The Galena Territory is a census-designated place in Jo Daviess County, Illinois, United States. Its population was 1,058 as of the 2010 census.  The territory was incorporated on July 26, 1973. The community consists of a private  development located several miles southeast of downtown Galena. The Territory, which is managed by a homeowners association, has set aside  of protected recreational land. The remainder is filled with low-density residential development and Eagle Ridge Resort & Spa.  As of August 2017, there were 4,082 property owners, 554 permanent residences, and 1,675 vacation residences.

Demographics

Facilities
The community includes an owners’ club, which houses recreational facilities for property owners and their guests. The pool and recreation complex includes a fitness center, café, and three pools, along with tennis courts, a basketball court, and a playground. The Galena Territory has also reserved about 1,500 acres of greenspace with over 40 miles of trails running throughout the territory. Several trails take hikers by a historically significant site known as the Belden School, a one room school house built in 1859. These areas are sections of the territory that will be left undeveloped to conserve the natural environment. A riding center offers horseback riding, along with other activities, including trail rides and riding lessons.

Lake Galena & Marina

Lake Galena is a man-made reservoir within the Galena Territory. The lake is mostly used for recreational purposes including boating and fishing. The lake is managed by The Galena Territory Association along with the marina located on the east end of the lake.

Eagle Ridge Resort & Spa

Eagle Ridge Resort & Spa is located lakeside in the center of The Galena Territory.  There are 80 rooms in the main lodge, and over 300 private villas.  The resort is best known for its 63 holes of championship golf, including "The General", which Golf Digest ranked No. 41 in the 2007-2008 "America's 100 Greatest Public Golf Courses."

Assignment 1 » Rewrite the Galena Territory text from "Demographics" up to and including "and riding lessons.", replacing "greenspace" with "open space".
Assignment 2 » Extend the text on the Galena Territory with the passage that comes after its final sentence.

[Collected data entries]
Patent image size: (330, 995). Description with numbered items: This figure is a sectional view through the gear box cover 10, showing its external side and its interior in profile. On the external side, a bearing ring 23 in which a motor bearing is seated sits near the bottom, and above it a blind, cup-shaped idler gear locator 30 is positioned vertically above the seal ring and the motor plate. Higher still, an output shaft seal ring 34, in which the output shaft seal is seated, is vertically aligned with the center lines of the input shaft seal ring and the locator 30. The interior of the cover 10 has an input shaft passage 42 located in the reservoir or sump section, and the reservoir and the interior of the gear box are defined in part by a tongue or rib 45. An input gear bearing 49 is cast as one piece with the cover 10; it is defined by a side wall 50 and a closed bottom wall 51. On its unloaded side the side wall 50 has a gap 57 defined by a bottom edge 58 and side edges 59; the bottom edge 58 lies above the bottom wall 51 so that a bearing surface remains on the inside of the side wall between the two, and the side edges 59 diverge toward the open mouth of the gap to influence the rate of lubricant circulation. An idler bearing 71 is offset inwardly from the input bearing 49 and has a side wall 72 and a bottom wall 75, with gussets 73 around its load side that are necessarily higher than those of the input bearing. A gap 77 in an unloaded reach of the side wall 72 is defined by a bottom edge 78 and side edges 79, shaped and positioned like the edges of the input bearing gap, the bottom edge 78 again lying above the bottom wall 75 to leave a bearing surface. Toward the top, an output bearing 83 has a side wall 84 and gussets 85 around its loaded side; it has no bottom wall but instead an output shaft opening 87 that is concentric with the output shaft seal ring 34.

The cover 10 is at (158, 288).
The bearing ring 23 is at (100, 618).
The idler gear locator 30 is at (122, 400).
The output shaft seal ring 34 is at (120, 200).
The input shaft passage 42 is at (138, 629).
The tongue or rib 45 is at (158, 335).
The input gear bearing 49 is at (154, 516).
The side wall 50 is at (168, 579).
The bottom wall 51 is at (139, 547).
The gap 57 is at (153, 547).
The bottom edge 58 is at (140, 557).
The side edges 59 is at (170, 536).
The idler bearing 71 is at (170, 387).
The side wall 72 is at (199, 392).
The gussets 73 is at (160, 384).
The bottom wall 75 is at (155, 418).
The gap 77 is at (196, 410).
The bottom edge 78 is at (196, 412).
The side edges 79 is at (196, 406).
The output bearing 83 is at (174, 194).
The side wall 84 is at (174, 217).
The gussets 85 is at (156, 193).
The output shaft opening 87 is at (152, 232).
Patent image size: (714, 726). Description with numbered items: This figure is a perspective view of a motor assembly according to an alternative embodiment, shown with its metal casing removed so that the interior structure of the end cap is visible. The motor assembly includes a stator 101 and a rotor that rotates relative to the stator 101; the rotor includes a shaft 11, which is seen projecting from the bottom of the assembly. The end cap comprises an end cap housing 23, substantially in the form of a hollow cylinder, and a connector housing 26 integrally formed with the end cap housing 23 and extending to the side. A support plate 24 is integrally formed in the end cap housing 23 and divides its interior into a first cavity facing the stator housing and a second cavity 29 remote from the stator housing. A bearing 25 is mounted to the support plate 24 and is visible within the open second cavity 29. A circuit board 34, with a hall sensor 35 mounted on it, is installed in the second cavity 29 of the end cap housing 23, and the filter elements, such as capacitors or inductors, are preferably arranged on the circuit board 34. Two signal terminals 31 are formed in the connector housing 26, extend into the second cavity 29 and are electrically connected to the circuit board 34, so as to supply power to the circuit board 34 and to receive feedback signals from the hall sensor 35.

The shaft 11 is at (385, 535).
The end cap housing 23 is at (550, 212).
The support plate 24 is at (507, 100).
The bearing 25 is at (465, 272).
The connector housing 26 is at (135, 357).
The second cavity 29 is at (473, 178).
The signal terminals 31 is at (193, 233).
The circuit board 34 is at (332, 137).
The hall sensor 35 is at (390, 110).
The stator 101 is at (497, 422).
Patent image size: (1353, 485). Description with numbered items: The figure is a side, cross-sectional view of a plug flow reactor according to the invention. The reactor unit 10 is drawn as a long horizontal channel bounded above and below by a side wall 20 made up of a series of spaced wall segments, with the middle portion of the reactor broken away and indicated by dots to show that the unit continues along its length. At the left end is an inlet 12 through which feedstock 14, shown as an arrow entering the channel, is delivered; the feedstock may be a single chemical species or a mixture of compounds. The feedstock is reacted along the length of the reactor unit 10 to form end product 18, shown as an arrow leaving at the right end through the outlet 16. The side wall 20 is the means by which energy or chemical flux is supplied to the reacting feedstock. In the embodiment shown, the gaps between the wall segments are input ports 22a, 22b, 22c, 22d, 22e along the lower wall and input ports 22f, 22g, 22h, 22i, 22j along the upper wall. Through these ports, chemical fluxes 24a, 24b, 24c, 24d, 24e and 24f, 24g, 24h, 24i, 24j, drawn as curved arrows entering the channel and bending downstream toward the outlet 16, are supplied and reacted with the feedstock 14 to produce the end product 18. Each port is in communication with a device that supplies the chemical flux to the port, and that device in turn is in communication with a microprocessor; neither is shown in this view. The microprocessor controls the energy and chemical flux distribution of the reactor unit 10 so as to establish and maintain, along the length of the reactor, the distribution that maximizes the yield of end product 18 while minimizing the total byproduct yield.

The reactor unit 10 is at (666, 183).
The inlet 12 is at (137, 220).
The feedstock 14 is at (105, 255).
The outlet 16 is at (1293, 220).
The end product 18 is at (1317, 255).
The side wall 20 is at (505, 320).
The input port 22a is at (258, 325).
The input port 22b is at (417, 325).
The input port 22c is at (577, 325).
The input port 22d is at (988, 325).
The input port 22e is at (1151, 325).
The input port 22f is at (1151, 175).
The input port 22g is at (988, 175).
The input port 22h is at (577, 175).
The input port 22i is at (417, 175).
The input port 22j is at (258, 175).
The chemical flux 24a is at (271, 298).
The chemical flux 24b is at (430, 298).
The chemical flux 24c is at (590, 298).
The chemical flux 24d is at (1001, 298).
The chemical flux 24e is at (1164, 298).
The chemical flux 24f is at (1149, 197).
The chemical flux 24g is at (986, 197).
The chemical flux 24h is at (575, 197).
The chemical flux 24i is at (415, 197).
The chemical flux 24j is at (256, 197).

Exercise output 1 »
Demographics

Facilities
The community includes an owners’ club, which houses recreational facilities for property owners and their guests. The pool and recreation complex includes a fitness center, café, and three pools, along with tennis courts, a basketball court, and a playground. The Galena Territory has also reserved about 1,500 acres of open space with over 40 miles of trails running throughout the territory. Several trails take hikers by a historically significant site known as the Belden School, a one room school house built in 1859. These areas are sections of the territory that will be left undeveloped to conserve the natural environment. A riding center offers horseback riding, along with other activities, including trail rides and riding lessons.

Exercise output 2 »
Government Services 
While the Galena Territory Association operates within its bylaws to administer the area as a property owners' association, the area of the Galena Territory consists of two government townships: East Galena and Guilford Township.  The Galena Territory is covered by three school districts: Galena Unit School District 120, operating a primary, middle and high school for students in East Galena Township, Scales Mound Community Unit School District 211, operating an elementary, junior high, and high school for students in the northern portion of the Galena Territory, and River Ridge Community Unit School District 210, operating an elementary, middle, and high school for the remainder of students and majority of the Galena Territory.  Located inside the Galena Territory is The Galena Territory Fire Station, the Scales Mound Fire Protection District's second station, which provides structural and wildland firefighting, ice and water rescue, and non-transport emergency medical services (EMS) for the majority of the Galena Territory.  The Elizabeth Community Fire Protection District provides firefighting services for a smaller, southern portion of the Galena Territory. Galena Area EMS provides basic life support (BLS) level EMS transport via ambulance for the vast majority of the Galena Territory.  The Jo Daviess County Sheriff’s Office provides primary law enforcement service to residents with assistance from Galena Territory Association's Security Department.